Goal of the exercise
Wherever the string "Permit" occurs in a line of these records, report that line.

Material
■ ■ ■ ■

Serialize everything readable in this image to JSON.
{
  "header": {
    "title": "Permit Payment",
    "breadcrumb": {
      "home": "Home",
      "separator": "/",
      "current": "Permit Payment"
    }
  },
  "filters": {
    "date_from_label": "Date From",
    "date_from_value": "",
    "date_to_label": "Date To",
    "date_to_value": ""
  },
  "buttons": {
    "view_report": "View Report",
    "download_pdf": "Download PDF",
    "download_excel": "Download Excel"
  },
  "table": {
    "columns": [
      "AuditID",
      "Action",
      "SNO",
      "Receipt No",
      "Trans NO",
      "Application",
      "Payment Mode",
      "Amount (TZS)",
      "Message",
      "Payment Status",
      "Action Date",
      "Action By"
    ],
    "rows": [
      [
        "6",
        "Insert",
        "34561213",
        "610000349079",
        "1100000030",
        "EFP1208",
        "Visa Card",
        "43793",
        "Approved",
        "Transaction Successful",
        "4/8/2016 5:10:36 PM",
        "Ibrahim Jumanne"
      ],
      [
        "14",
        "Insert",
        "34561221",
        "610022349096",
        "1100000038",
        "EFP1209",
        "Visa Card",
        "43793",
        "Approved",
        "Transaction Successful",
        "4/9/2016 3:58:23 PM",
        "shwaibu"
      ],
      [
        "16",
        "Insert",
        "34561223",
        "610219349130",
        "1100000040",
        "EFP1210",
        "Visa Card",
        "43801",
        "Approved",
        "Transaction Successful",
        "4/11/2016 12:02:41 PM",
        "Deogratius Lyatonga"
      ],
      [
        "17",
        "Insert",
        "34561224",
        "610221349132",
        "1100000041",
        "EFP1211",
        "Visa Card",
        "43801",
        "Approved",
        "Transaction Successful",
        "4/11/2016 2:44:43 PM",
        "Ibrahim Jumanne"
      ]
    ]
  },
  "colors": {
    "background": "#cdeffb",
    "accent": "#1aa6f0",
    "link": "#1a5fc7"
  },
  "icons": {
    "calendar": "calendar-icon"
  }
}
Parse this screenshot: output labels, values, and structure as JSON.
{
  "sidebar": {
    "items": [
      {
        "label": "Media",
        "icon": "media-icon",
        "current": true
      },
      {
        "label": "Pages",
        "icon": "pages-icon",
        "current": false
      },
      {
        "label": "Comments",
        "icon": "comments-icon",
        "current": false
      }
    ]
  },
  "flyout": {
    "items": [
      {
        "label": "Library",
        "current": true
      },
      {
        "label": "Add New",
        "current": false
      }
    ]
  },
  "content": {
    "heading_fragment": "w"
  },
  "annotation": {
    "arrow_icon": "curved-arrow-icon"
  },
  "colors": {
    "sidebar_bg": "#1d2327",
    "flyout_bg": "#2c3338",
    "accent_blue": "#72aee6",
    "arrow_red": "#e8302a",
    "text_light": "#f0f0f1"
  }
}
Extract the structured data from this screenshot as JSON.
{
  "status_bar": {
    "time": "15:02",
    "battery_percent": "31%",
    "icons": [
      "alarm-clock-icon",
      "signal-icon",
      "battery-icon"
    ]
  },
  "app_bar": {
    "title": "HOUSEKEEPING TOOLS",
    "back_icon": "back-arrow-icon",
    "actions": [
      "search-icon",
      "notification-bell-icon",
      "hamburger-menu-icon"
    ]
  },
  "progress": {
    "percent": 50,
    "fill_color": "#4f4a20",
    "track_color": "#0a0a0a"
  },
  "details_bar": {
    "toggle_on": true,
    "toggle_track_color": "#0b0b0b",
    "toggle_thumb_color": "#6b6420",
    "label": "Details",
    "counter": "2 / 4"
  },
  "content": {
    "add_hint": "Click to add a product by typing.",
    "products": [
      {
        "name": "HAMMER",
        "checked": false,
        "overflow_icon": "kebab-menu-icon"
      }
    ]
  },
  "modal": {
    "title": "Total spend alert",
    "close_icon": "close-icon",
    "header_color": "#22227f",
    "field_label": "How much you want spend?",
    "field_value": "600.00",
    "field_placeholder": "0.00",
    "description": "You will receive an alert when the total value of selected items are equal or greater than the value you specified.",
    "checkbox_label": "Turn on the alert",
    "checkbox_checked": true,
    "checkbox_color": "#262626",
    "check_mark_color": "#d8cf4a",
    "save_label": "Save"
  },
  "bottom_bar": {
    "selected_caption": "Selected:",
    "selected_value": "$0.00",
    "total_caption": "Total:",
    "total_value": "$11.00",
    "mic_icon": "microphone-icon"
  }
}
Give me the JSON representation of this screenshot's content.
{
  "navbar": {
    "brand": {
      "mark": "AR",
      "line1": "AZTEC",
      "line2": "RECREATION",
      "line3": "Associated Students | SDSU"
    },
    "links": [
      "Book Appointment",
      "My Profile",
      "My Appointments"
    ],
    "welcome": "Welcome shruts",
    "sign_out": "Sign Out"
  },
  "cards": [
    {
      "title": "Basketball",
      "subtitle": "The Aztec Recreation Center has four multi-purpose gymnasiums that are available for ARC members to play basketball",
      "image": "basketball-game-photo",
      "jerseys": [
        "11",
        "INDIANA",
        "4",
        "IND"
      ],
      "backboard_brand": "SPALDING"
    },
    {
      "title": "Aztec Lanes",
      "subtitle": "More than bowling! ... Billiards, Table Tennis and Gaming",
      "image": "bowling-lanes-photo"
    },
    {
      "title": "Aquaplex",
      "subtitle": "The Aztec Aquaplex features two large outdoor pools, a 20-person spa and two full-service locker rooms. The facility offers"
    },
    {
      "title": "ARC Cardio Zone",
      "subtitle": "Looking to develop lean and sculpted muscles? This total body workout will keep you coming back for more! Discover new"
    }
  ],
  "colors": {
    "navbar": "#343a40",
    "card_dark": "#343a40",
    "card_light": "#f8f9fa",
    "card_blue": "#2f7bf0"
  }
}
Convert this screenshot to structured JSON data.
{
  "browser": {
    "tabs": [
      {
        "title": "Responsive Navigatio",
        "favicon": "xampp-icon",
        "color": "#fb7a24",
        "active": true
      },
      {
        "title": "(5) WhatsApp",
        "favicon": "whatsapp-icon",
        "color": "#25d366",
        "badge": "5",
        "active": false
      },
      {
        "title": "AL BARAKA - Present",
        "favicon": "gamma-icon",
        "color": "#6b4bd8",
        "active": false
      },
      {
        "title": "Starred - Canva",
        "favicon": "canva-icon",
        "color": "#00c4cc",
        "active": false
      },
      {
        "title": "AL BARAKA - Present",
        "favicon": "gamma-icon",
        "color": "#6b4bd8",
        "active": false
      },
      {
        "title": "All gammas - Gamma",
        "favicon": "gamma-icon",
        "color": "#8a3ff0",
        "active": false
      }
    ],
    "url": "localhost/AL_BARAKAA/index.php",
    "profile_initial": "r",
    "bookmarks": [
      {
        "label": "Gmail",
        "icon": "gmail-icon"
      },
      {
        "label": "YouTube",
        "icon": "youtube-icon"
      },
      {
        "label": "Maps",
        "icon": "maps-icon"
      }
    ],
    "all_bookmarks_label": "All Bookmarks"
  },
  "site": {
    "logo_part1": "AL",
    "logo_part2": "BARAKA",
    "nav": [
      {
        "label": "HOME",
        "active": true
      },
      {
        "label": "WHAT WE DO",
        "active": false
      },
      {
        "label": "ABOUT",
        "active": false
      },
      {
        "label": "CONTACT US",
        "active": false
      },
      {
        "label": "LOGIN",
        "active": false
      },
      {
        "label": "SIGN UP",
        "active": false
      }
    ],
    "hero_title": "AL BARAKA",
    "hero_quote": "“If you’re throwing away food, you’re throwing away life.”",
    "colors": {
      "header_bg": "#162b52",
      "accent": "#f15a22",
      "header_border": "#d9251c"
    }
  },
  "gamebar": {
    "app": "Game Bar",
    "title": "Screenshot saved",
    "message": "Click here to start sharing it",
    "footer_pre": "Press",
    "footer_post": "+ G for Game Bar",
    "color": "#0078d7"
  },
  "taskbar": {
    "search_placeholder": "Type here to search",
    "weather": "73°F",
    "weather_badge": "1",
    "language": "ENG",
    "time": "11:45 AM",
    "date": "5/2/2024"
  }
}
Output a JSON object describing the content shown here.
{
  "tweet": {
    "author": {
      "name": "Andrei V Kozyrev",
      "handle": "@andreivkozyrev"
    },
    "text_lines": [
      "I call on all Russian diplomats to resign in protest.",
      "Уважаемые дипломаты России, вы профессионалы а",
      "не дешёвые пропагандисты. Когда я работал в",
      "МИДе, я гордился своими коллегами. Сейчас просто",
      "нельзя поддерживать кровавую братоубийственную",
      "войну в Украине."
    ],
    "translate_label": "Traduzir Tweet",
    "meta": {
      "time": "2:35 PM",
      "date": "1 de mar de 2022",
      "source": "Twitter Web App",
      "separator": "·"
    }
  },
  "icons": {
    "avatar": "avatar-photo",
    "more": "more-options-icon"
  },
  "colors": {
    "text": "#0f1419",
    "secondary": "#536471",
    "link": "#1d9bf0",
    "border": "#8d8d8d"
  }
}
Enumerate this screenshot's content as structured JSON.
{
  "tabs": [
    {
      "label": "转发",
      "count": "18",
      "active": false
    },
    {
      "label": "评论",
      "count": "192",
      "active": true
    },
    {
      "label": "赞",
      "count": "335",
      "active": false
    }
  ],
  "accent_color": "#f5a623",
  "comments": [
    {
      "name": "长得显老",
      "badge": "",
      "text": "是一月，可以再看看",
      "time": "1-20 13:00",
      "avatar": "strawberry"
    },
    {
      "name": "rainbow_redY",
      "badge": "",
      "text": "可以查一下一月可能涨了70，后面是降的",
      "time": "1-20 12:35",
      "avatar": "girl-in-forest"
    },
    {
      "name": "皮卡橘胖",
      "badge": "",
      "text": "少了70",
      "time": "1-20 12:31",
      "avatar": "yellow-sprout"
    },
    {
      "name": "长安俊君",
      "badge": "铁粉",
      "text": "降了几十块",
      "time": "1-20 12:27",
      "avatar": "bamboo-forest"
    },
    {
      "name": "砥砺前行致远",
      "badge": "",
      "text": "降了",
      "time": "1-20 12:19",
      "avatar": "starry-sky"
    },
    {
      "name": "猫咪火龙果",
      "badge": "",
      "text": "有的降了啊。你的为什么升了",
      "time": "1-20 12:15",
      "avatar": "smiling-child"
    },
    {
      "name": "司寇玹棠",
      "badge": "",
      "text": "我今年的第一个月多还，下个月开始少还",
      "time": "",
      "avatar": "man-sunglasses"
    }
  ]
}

■ ■ ■ ■

Full output
    "title": "Permit Payment",
      "current": "Permit Payment"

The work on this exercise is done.